Dataset entries:
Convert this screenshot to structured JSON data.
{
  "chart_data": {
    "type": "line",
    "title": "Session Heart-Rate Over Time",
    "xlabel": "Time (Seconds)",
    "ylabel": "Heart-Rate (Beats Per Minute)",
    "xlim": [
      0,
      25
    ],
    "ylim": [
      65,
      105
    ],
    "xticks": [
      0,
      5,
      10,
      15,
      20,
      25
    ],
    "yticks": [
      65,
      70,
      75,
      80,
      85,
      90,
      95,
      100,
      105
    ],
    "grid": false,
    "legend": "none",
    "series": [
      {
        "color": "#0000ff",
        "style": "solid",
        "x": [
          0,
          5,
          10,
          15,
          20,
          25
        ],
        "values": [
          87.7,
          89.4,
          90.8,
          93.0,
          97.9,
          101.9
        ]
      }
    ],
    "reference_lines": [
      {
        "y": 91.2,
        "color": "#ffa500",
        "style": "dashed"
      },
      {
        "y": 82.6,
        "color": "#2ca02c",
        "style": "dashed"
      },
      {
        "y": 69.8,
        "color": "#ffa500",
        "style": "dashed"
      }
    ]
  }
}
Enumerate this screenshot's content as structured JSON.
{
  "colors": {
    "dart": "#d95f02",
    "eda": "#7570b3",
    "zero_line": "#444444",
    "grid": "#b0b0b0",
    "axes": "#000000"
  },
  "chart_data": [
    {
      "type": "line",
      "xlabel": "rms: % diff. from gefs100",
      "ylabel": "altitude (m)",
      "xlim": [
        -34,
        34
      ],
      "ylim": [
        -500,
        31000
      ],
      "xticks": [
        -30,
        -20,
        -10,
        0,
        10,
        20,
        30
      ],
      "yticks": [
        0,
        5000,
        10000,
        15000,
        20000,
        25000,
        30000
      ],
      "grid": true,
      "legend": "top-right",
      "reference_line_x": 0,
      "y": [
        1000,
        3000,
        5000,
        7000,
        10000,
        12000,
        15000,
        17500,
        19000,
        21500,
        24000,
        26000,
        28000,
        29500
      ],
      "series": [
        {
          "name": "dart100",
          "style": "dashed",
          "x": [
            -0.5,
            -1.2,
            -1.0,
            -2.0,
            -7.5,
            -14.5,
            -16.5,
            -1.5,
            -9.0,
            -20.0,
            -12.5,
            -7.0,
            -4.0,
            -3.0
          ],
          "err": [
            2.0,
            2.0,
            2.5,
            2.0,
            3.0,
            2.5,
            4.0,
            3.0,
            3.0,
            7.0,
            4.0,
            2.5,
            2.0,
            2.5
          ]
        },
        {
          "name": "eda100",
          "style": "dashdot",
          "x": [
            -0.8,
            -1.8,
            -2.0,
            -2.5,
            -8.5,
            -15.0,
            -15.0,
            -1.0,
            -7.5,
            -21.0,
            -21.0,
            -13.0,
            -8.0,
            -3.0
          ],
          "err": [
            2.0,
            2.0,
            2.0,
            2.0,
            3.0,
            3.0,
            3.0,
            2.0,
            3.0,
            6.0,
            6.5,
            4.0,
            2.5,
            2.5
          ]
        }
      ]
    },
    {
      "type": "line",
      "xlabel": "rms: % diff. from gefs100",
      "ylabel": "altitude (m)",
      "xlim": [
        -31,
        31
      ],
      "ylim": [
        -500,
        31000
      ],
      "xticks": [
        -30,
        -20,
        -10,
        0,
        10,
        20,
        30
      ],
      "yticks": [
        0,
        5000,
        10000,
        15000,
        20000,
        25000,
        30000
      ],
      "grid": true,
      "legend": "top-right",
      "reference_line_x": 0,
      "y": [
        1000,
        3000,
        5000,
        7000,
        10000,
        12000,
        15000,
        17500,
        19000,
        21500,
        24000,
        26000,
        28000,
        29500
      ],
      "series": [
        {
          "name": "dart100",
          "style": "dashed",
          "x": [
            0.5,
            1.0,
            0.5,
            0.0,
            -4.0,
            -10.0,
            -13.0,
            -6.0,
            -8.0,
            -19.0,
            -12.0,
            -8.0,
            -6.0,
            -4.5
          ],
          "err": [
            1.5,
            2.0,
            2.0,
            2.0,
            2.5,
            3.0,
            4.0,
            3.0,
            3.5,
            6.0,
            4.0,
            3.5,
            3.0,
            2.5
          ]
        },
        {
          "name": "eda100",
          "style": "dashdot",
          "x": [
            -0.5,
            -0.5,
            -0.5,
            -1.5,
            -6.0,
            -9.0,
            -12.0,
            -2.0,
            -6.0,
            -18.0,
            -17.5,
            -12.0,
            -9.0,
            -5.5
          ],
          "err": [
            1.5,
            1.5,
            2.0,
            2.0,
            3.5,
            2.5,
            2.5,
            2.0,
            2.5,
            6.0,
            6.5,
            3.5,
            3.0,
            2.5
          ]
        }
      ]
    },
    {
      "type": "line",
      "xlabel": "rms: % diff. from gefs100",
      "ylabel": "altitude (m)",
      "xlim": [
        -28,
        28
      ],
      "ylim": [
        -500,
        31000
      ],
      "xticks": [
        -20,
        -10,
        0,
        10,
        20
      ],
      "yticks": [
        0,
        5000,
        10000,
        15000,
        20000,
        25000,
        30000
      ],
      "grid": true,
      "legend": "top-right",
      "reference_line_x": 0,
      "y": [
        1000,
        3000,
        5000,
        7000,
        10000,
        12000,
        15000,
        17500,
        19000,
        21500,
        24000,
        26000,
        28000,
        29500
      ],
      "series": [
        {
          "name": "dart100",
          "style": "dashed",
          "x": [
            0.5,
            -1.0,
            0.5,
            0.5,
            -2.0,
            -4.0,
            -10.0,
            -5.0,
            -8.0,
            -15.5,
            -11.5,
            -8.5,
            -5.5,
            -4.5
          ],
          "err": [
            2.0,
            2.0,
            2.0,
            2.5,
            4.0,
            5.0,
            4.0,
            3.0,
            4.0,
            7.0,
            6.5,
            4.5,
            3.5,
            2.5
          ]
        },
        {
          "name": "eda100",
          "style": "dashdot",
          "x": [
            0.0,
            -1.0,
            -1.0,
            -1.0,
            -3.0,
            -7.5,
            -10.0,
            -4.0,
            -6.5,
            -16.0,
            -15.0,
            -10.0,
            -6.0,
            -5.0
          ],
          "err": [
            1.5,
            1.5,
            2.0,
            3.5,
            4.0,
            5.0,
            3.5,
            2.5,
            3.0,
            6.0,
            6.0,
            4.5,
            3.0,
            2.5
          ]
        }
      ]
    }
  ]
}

▶ The exercise
Restate the data above word for word, please.

▶ Complete answer
Convert this screenshot to structured JSON data.
{
  "chart_data": {
    "type": "line",
    "title": "Session Heart-Rate Over Time",
    "xlabel": "Time (Seconds)",
    "ylabel": "Heart-Rate (Beats Per Minute)",
    "xlim": [
      0,
      25
    ],
    "ylim": [
      65,
      105
    ],
    "xticks": [
      0,
      5,
      10,
      15,
      20,
      25
    ],
    "yticks": [
      65,
      70,
      75,
      80,
      85,
      90,
      95,
      100,
      105
    ],
    "grid": false,
    "legend": "none",
    "series": [
      {
        "color": "#0000ff",
        "style": "solid",
        "x": [
          0,
          5,
          10,
          15,
          20,
          25
        ],
        "values": [
          87.7,
          89.4,
          90.8,
          93.0,
          97.9,
          101.9
        ]
      }
    ],
    "reference_lines": [
      {
        "y": 91.2,
        "color": "#ffa500",
        "style": "dashed"
      },
      {
        "y": 82.6,
        "color": "#2ca02c",
        "style": "dashed"
      },
      {
        "y": 69.8,
        "color": "#ffa500",
        "style": "dashed"
      }
    ]
  }
}
Enumerate this screenshot's content as structured JSON.
{
  "colors": {
    "dart": "#d95f02",
    "eda": "#7570b3",
    "zero_line": "#444444",
    "grid": "#b0b0b0",
    "axes": "#000000"
  },
  "chart_data": [
    {
      "type": "line",
      "xlabel": "rms: % diff. from gefs100",
      "ylabel": "altitude (m)",
      "xlim": [
        -34,
        34
      ],
      "ylim": [
        -500,
        31000
      ],
      "xticks": [
        -30,
        -20,
        -10,
        0,
        10,
        20,
        30
      ],
      "yticks": [
        0,
        5000,
        10000,
        15000,
        20000,
        25000,
        30000
      ],
      "grid": true,
      "legend": "top-right",
      "reference_line_x": 0,
      "y": [
        1000,
        3000,
        5000,
        7000,
        10000,
        12000,
        15000,
        17500,
        19000,
        21500,
        24000,
        26000,
        28000,
        29500
      ],
      "series": [
        {
          "name": "dart100",
          "style": "dashed",
          "x": [
            -0.5,
            -1.2,
            -1.0,
            -2.0,
            -7.5,
            -14.5,
            -16.5,
            -1.5,
            -9.0,
            -20.0,
            -12.5,
            -7.0,
            -4.0,
            -3.0
          ],
          "err": [
            2.0,
            2.0,
            2.5,
            2.0,
            3.0,
            2.5,
            4.0,
            3.0,
            3.0,
            7.0,
            4.0,
            2.5,
            2.0,
            2.5
          ]
        },
        {
          "name": "eda100",
          "style": "dashdot",
          "x": [
            -0.8,
            -1.8,
            -2.0,
            -2.5,
            -8.5,
            -15.0,
            -15.0,
            -1.0,
            -7.5,
            -21.0,
            -21.0,
            -13.0,
            -8.0,
            -3.0
          ],
          "err": [
            2.0,
            2.0,
            2.0,
            2.0,
            3.0,
            3.0,
            3.0,
            2.0,
            3.0,
            6.0,
            6.5,
            4.0,
            2.5,
            2.5
          ]
        }
      ]
    },
    {
      "type": "line",
      "xlabel": "rms: % diff. from gefs100",
      "ylabel": "altitude (m)",
      "xlim": [
        -31,
        31
      ],
      "ylim": [
        -500,
        31000
      ],
      "xticks": [
        -30,
        -20,
        -10,
        0,
        10,
        20,
        30
      ],
      "yticks": [
        0,
        5000,
        10000,
        15000,
        20000,
        25000,
        30000
      ],
      "grid": true,
      "legend": "top-right",
      "reference_line_x": 0,
      "y": [
        1000,
        3000,
        5000,
        7000,
        10000,
        12000,
        15000,
        17500,
        19000,
        21500,
        24000,
        26000,
        28000,
        29500
      ],
      "series": [
        {
          "name": "dart100",
          "style": "dashed",
          "x": [
            0.5,
            1.0,
            0.5,
            0.0,
            -4.0,
            -10.0,
            -13.0,
            -6.0,
            -8.0,
            -19.0,
            -12.0,
            -8.0,
            -6.0,
            -4.5
          ],
          "err": [
            1.5,
            2.0,
            2.0,
            2.0,
            2.5,
            3.0,
            4.0,
            3.0,
            3.5,
            6.0,
            4.0,
            3.5,
            3.0,
            2.5
          ]
        },
        {
          "name": "eda100",
          "style": "dashdot",
          "x": [
            -0.5,
            -0.5,
            -0.5,
            -1.5,
            -6.0,
            -9.0,
            -12.0,
            -2.0,
            -6.0,
            -18.0,
            -17.5,
            -12.0,
            -9.0,
            -5.5
          ],
          "err": [
            1.5,
            1.5,
            2.0,
            2.0,
            3.5,
            2.5,
            2.5,
            2.0,
            2.5,
            6.0,
            6.5,
            3.5,
            3.0,
            2.5
          ]
        }
      ]
    },
    {
      "type": "line",
      "xlabel": "rms: % diff. from gefs100",
      "ylabel": "altitude (m)",
      "xlim": [
        -28,
        28
      ],
      "ylim": [
        -500,
        31000
      ],
      "xticks": [
        -20,
        -10,
        0,
        10,
        20
      ],
      "yticks": [
        0,
        5000,
        10000,
        15000,
        20000,
        25000,
        30000
      ],
      "grid": true,
      "legend": "top-right",
      "reference_line_x": 0,
      "y": [
        1000,
        3000,
        5000,
        7000,
        10000,
        12000,
        15000,
        17500,
        19000,
        21500,
        24000,
        26000,
        28000,
        29500
      ],
      "series": [
        {
          "name": "dart100",
          "style": "dashed",
          "x": [
            0.5,
            -1.0,
            0.5,
            0.5,
            -2.0,
            -4.0,
            -10.0,
            -5.0,
            -8.0,
            -15.5,
            -11.5,
            -8.5,
            -5.5,
            -4.5
          ],
          "err": [
            2.0,
            2.0,
            2.0,
            2.5,
            4.0,
            5.0,
            4.0,
            3.0,
            4.0,
            7.0,
            6.5,
            4.5,
            3.5,
            2.5
          ]
        },
        {
          "name": "eda100",
          "style": "dashdot",
          "x": [
            0.0,
            -1.0,
            -1.0,
            -1.0,
            -3.0,
            -7.5,
            -10.0,
            -4.0,
            -6.5,
            -16.0,
            -15.0,
            -10.0,
            -6.0,
            -5.0
          ],
          "err": [
            1.5,
            1.5,
            2.0,
            3.5,
            4.0,
            5.0,
            3.5,
            2.5,
            3.0,
            6.0,
            6.0,
            4.5,
            3.0,
            2.5
          ]
        }
      ]
    }
  ]
}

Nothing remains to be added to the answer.